Return every line of the records below unchanged, but leave the pictures out.

BEGIN DATA LINES

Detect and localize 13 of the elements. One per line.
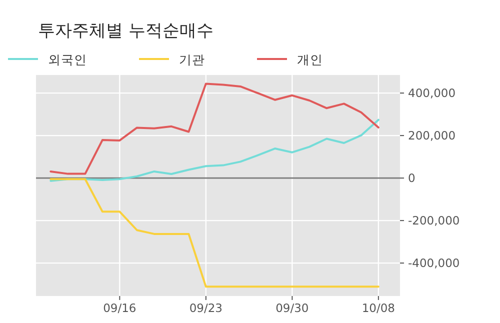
x-tick-label: 09/16 (103, 301, 136, 315)
legend-label: 기관 (179, 52, 205, 67)
y-tick-label: 0 (408, 171, 416, 186)
y-tick-label: 200,000 (408, 128, 456, 143)
y-tick-label: -200,000 (408, 214, 460, 228)
chart-title: 투자주체별 누적순매수 (38, 21, 214, 41)
x-tick-label: 09/23 (189, 301, 222, 315)
legend-label: 외국인 (48, 52, 87, 67)
x-tick-label: 10/08 (362, 301, 396, 315)
legend-label: 개인 (297, 52, 323, 67)
y-tick-label: 400,000 (408, 86, 456, 100)
x-tick-label: 09/30 (276, 301, 309, 315)
y-tick-label: -400,000 (408, 256, 460, 270)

END DATA LINES

TASK SOLUTION.
Detect and localize 13 of the elements. One per line.
x-tick-label: 09/16 (103, 301, 136, 315)
legend-label: 기관 (179, 52, 205, 67)
y-tick-label: 0 (408, 171, 416, 186)
y-tick-label: 200,000 (408, 128, 456, 143)
y-tick-label: -200,000 (408, 214, 460, 228)
chart-title: 투자주체별 누적순매수 (38, 21, 214, 41)
x-tick-label: 09/23 (189, 301, 222, 315)
legend-label: 외국인 (48, 52, 87, 67)
x-tick-label: 10/08 (362, 301, 396, 315)
legend-label: 개인 (297, 52, 323, 67)
y-tick-label: 400,000 (408, 86, 456, 100)
x-tick-label: 09/30 (276, 301, 309, 315)
y-tick-label: -400,000 (408, 256, 460, 270)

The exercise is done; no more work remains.